- Exercise prompt -
Write out each record again exactly as it stands.

- Dataset records -
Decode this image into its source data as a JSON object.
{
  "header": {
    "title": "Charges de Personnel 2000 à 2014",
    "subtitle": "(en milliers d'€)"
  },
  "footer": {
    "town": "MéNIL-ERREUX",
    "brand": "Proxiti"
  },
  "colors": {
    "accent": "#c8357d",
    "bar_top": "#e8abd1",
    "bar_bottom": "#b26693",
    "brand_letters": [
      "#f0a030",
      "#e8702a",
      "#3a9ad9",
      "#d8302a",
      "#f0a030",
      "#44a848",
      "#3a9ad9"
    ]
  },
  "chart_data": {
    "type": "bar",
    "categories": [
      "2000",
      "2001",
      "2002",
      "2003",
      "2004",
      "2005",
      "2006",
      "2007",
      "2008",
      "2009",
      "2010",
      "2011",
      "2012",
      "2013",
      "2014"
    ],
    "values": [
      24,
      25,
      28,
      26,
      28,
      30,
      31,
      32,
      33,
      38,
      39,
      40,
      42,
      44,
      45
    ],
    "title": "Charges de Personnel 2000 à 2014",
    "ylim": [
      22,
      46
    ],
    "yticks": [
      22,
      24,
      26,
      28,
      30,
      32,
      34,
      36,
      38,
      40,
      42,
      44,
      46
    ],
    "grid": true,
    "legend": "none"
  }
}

- Solved problem -
Decode this image into its source data as a JSON object.
{
  "header": {
    "title": "Charges de Personnel 2000 à 2014",
    "subtitle": "(en milliers d'€)"
  },
  "footer": {
    "town": "MéNIL-ERREUX",
    "brand": "Proxiti"
  },
  "colors": {
    "accent": "#c8357d",
    "bar_top": "#e8abd1",
    "bar_bottom": "#b26693",
    "brand_letters": [
      "#f0a030",
      "#e8702a",
      "#3a9ad9",
      "#d8302a",
      "#f0a030",
      "#44a848",
      "#3a9ad9"
    ]
  },
  "chart_data": {
    "type": "bar",
    "categories": [
      "2000",
      "2001",
      "2002",
      "2003",
      "2004",
      "2005",
      "2006",
      "2007",
      "2008",
      "2009",
      "2010",
      "2011",
      "2012",
      "2013",
      "2014"
    ],
    "values": [
      24,
      25,
      28,
      26,
      28,
      30,
      31,
      32,
      33,
      38,
      39,
      40,
      42,
      44,
      45
    ],
    "title": "Charges de Personnel 2000 à 2014",
    "ylim": [
      22,
      46
    ],
    "yticks": [
      22,
      24,
      26,
      28,
      30,
      32,
      34,
      36,
      38,
      40,
      42,
      44,
      46
    ],
    "grid": true,
    "legend": "none"
  }
}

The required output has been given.